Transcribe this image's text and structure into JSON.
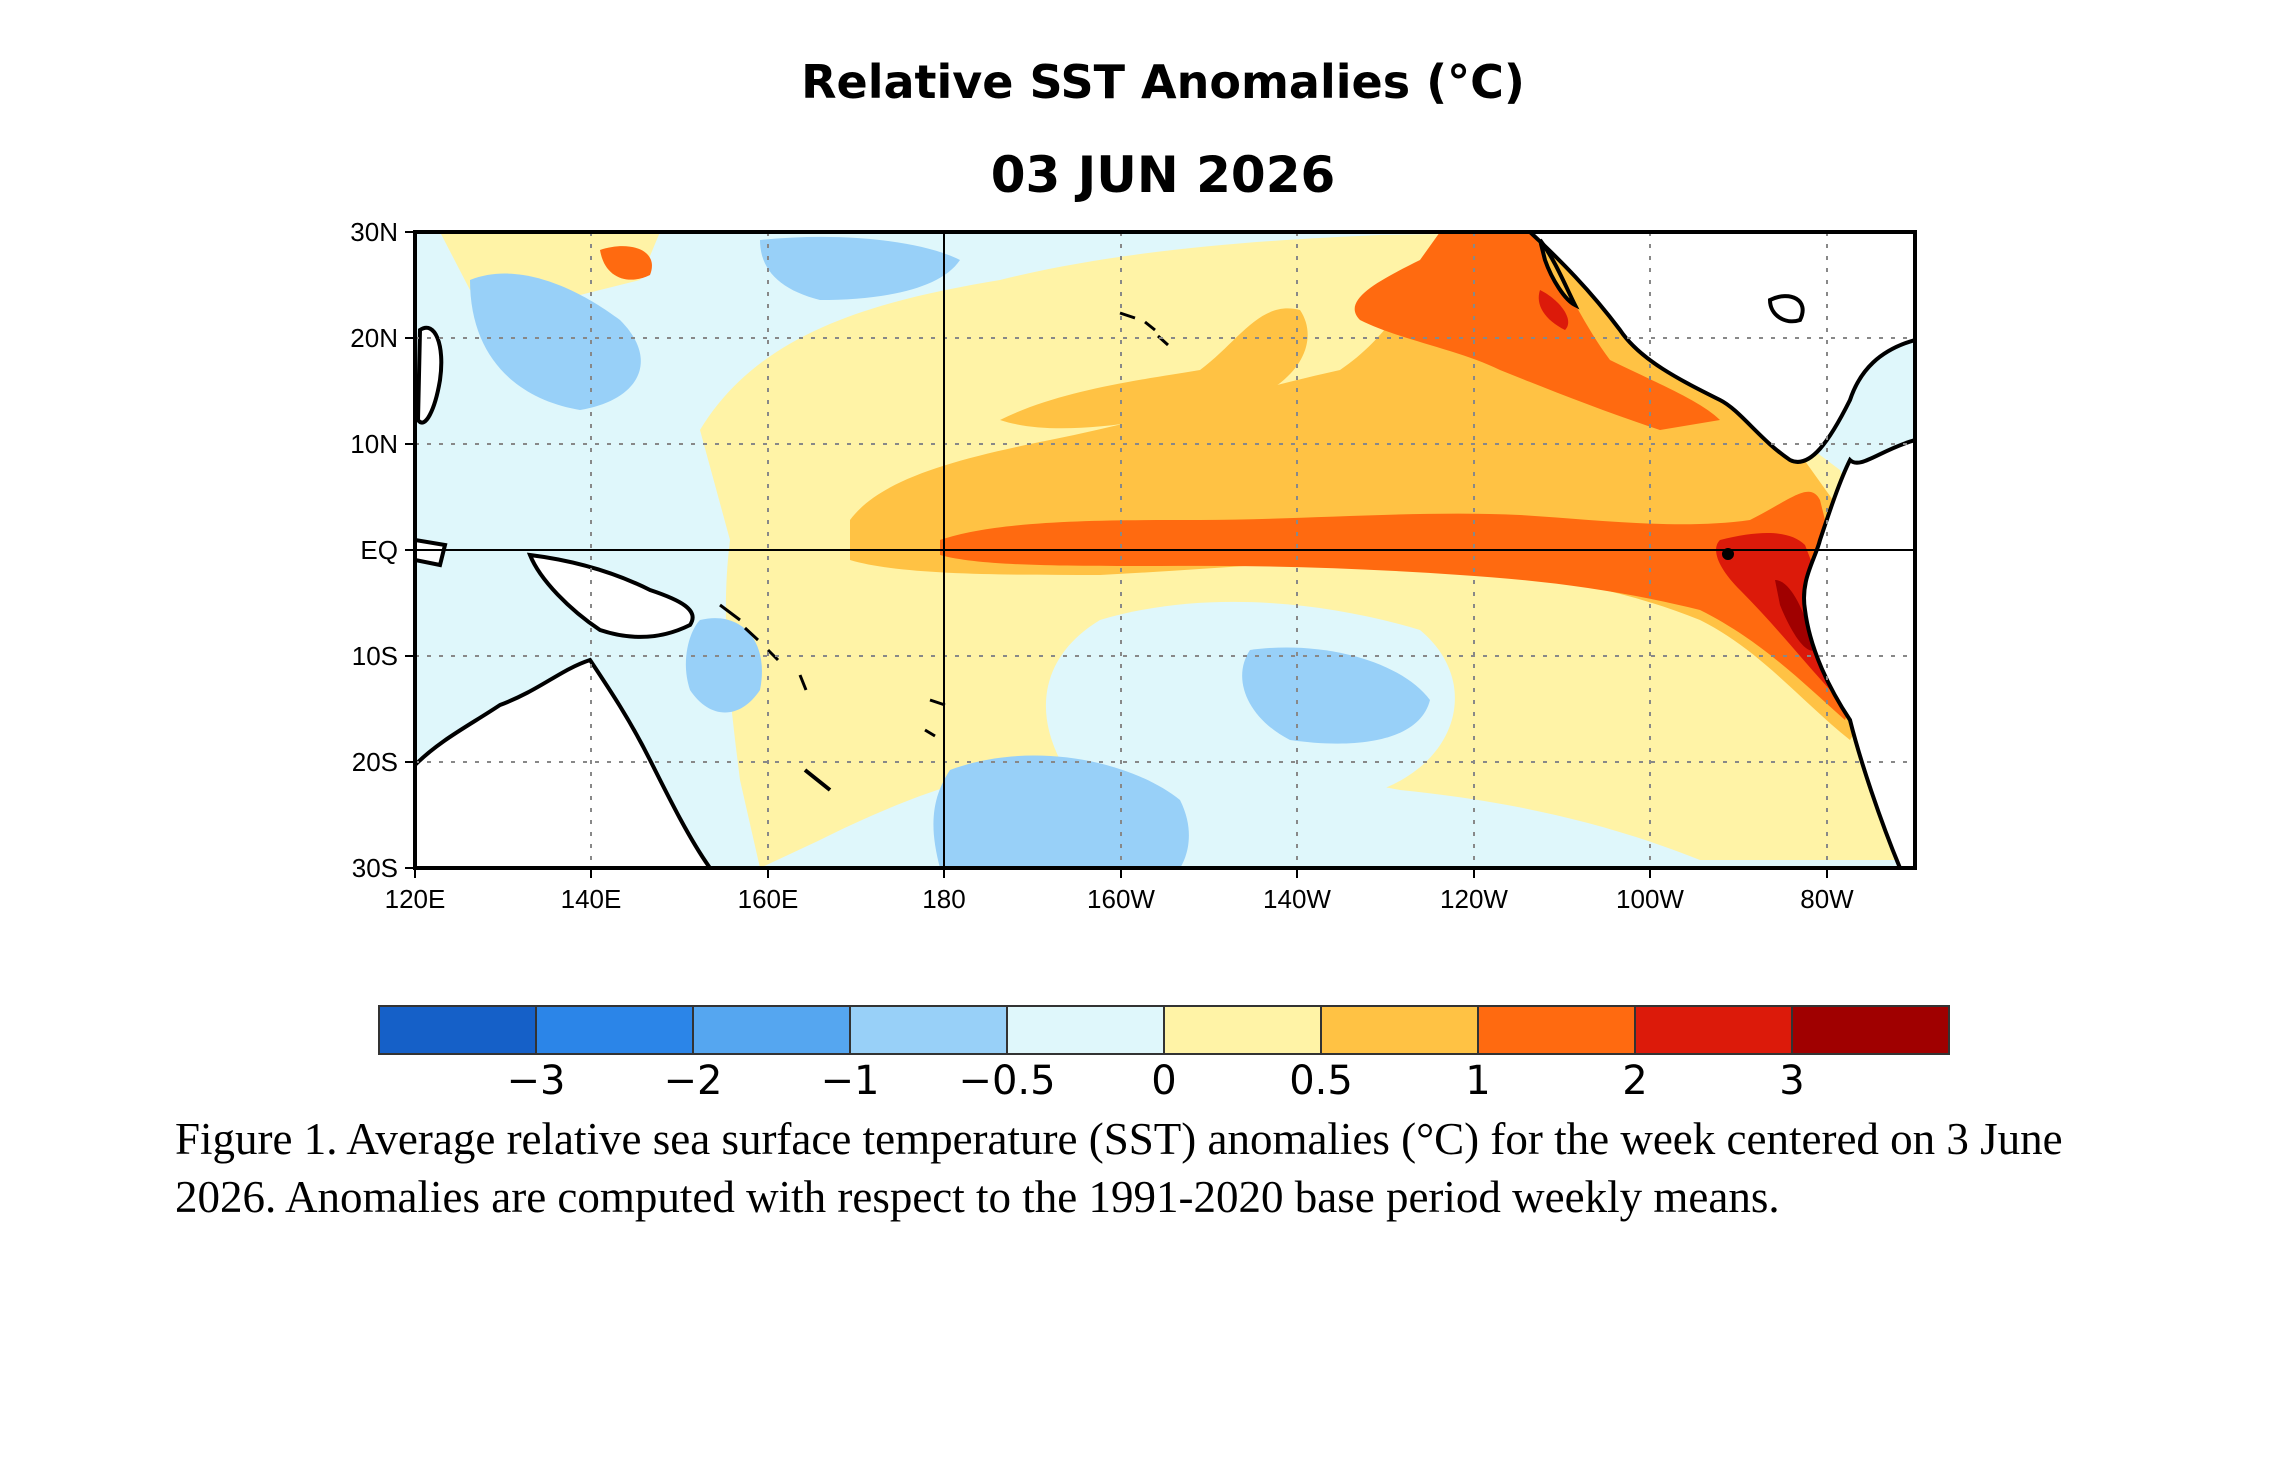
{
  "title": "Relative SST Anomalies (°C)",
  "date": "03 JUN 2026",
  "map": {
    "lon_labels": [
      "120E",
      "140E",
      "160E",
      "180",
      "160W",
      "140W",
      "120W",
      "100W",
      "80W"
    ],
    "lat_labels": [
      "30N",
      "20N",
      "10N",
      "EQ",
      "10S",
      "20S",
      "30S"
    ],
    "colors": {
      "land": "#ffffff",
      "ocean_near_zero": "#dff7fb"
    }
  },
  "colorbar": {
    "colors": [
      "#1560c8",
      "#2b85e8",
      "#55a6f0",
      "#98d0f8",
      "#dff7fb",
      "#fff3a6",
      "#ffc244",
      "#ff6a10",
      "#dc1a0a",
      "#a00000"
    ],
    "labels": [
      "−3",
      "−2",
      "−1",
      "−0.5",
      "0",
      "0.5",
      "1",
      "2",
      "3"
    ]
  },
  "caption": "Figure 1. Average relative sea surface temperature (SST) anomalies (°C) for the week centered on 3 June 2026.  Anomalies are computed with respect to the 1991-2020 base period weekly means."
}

▸ Your instructions:
Copy each line above where the string "Anomalies" occurs.

▸ Problem solution:
  "title": "Relative SST Anomalies (°C)",
  "caption": "Figure 1. Average relative sea surface temperature (SST) anomalies (°C) for the week centered on 3 June 2026.  Anomalies are computed with respect to the 1991-2020 base period weekly means."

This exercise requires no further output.